**Exercise task**. Would you quote every entry exactly, dropping only the pictures?

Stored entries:
** begin **

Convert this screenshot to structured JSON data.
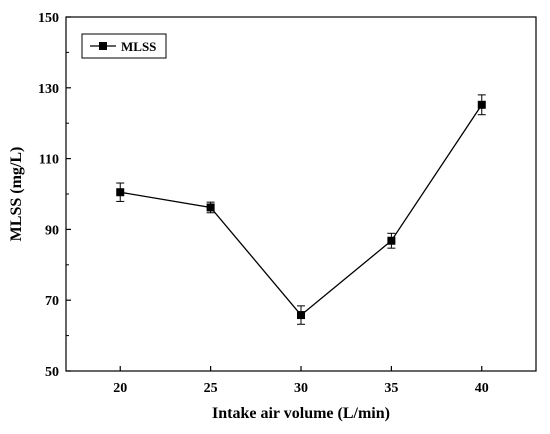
{
  "chart_data": {
    "type": "line",
    "xlabel": "Intake air volume (L/min)",
    "ylabel": "MLSS (mg/L)",
    "xlim": [
      17,
      43
    ],
    "ylim": [
      50,
      150
    ],
    "x_ticks": [
      "20",
      "25",
      "30",
      "35",
      "40"
    ],
    "y_ticks": [
      "50",
      "70",
      "90",
      "110",
      "130",
      "150"
    ],
    "legend_position": "top-left",
    "grid": false,
    "series": [
      {
        "name": "MLSS",
        "color": "#000000",
        "marker": "square",
        "x": [
          20,
          25,
          30,
          35,
          40
        ],
        "y": [
          100.5,
          96.2,
          65.8,
          86.8,
          125.2
        ],
        "error": [
          2.6,
          1.5,
          2.6,
          2.1,
          2.8
        ]
      }
    ]
  }
}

** end **

**Answer in full**.
Convert this screenshot to structured JSON data.
{
  "chart_data": {
    "type": "line",
    "xlabel": "Intake air volume (L/min)",
    "ylabel": "MLSS (mg/L)",
    "xlim": [
      17,
      43
    ],
    "ylim": [
      50,
      150
    ],
    "x_ticks": [
      "20",
      "25",
      "30",
      "35",
      "40"
    ],
    "y_ticks": [
      "50",
      "70",
      "90",
      "110",
      "130",
      "150"
    ],
    "legend_position": "top-left",
    "grid": false,
    "series": [
      {
        "name": "MLSS",
        "color": "#000000",
        "marker": "square",
        "x": [
          20,
          25,
          30,
          35,
          40
        ],
        "y": [
          100.5,
          96.2,
          65.8,
          86.8,
          125.2
        ],
        "error": [
          2.6,
          1.5,
          2.6,
          2.1,
          2.8
        ]
      }
    ]
  }
}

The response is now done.